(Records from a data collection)

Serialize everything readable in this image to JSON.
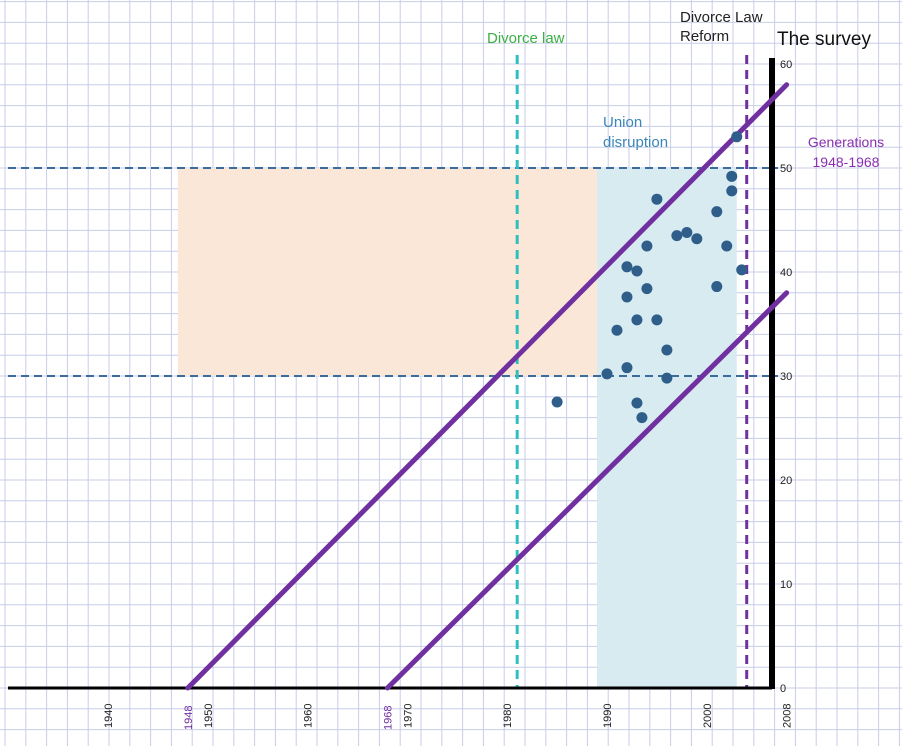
{
  "chart_data": {
    "type": "scatter",
    "title": "",
    "x_axis": {
      "range": [
        1930,
        2008
      ],
      "ticks": [
        1940,
        1950,
        1960,
        1970,
        1980,
        1990,
        2000,
        2008
      ],
      "highlighted_ticks": [
        1948,
        1968
      ]
    },
    "y_axis": {
      "range": [
        0,
        60
      ],
      "ticks": [
        0,
        10,
        20,
        30,
        40,
        50,
        60
      ],
      "position": "right at 2008"
    },
    "regions": [
      {
        "x": [
          1947,
          1989
        ],
        "y": [
          30,
          50
        ],
        "color": "#fbe7d8"
      },
      {
        "x": [
          1989,
          2003
        ],
        "y": [
          0,
          50
        ],
        "color": "#d8ebf0",
        "label": "Union\ndisruption"
      }
    ],
    "reference_lines": [
      {
        "orientation": "horizontal",
        "y": 30,
        "style": "dashed",
        "color": "#3a6b9a"
      },
      {
        "orientation": "horizontal",
        "y": 50,
        "style": "dashed",
        "color": "#3a6b9a"
      },
      {
        "orientation": "vertical",
        "x": 1981,
        "style": "dashed",
        "color": "#2fbfbf",
        "label": "Divorce law",
        "label_color": "#3cb043"
      },
      {
        "orientation": "vertical",
        "x": 2004,
        "style": "dashed",
        "color": "#7030a0",
        "label": "Divorce Law\nReform",
        "label_color": "#222222"
      }
    ],
    "cohort_lines": [
      {
        "from": [
          1948,
          0
        ],
        "to": [
          2008,
          58
        ]
      },
      {
        "from": [
          1968,
          0
        ],
        "to": [
          2008,
          38
        ]
      }
    ],
    "cohort_label": "Generations\n1948-1968",
    "survey_label": "The survey",
    "points": [
      [
        1985,
        27.5
      ],
      [
        1990,
        30.2
      ],
      [
        1991,
        34.4
      ],
      [
        1992,
        30.8
      ],
      [
        1992,
        40.5
      ],
      [
        1992,
        37.6
      ],
      [
        1993,
        27.4
      ],
      [
        1993,
        35.4
      ],
      [
        1993,
        40.1
      ],
      [
        1993.5,
        26
      ],
      [
        1994,
        38.4
      ],
      [
        1994,
        42.5
      ],
      [
        1995,
        47
      ],
      [
        1995,
        35.4
      ],
      [
        1996,
        32.5
      ],
      [
        1996,
        29.8
      ],
      [
        1997,
        43.5
      ],
      [
        1998,
        43.8
      ],
      [
        1999,
        43.2
      ],
      [
        2001,
        45.8
      ],
      [
        2001,
        38.6
      ],
      [
        2002,
        42.5
      ],
      [
        2002.5,
        49.2
      ],
      [
        2002.5,
        47.8
      ],
      [
        2003,
        53
      ],
      [
        2003.5,
        40.2
      ]
    ],
    "series_color": "#2f5e8a",
    "line_color": "#7030a0",
    "grid": true
  }
}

• [TASK DESCRIPTION]
Your task is to transcribe all of the records precisely, with no images included.

• [THE RESPONSE]
Serialize everything readable in this image to JSON.
{
  "chart_data": {
    "type": "scatter",
    "title": "",
    "x_axis": {
      "range": [
        1930,
        2008
      ],
      "ticks": [
        1940,
        1950,
        1960,
        1970,
        1980,
        1990,
        2000,
        2008
      ],
      "highlighted_ticks": [
        1948,
        1968
      ]
    },
    "y_axis": {
      "range": [
        0,
        60
      ],
      "ticks": [
        0,
        10,
        20,
        30,
        40,
        50,
        60
      ],
      "position": "right at 2008"
    },
    "regions": [
      {
        "x": [
          1947,
          1989
        ],
        "y": [
          30,
          50
        ],
        "color": "#fbe7d8"
      },
      {
        "x": [
          1989,
          2003
        ],
        "y": [
          0,
          50
        ],
        "color": "#d8ebf0",
        "label": "Union\ndisruption"
      }
    ],
    "reference_lines": [
      {
        "orientation": "horizontal",
        "y": 30,
        "style": "dashed",
        "color": "#3a6b9a"
      },
      {
        "orientation": "horizontal",
        "y": 50,
        "style": "dashed",
        "color": "#3a6b9a"
      },
      {
        "orientation": "vertical",
        "x": 1981,
        "style": "dashed",
        "color": "#2fbfbf",
        "label": "Divorce law",
        "label_color": "#3cb043"
      },
      {
        "orientation": "vertical",
        "x": 2004,
        "style": "dashed",
        "color": "#7030a0",
        "label": "Divorce Law\nReform",
        "label_color": "#222222"
      }
    ],
    "cohort_lines": [
      {
        "from": [
          1948,
          0
        ],
        "to": [
          2008,
          58
        ]
      },
      {
        "from": [
          1968,
          0
        ],
        "to": [
          2008,
          38
        ]
      }
    ],
    "cohort_label": "Generations\n1948-1968",
    "survey_label": "The survey",
    "points": [
      [
        1985,
        27.5
      ],
      [
        1990,
        30.2
      ],
      [
        1991,
        34.4
      ],
      [
        1992,
        30.8
      ],
      [
        1992,
        40.5
      ],
      [
        1992,
        37.6
      ],
      [
        1993,
        27.4
      ],
      [
        1993,
        35.4
      ],
      [
        1993,
        40.1
      ],
      [
        1993.5,
        26
      ],
      [
        1994,
        38.4
      ],
      [
        1994,
        42.5
      ],
      [
        1995,
        47
      ],
      [
        1995,
        35.4
      ],
      [
        1996,
        32.5
      ],
      [
        1996,
        29.8
      ],
      [
        1997,
        43.5
      ],
      [
        1998,
        43.8
      ],
      [
        1999,
        43.2
      ],
      [
        2001,
        45.8
      ],
      [
        2001,
        38.6
      ],
      [
        2002,
        42.5
      ],
      [
        2002.5,
        49.2
      ],
      [
        2002.5,
        47.8
      ],
      [
        2003,
        53
      ],
      [
        2003.5,
        40.2
      ]
    ],
    "series_color": "#2f5e8a",
    "line_color": "#7030a0",
    "grid": true
  }
}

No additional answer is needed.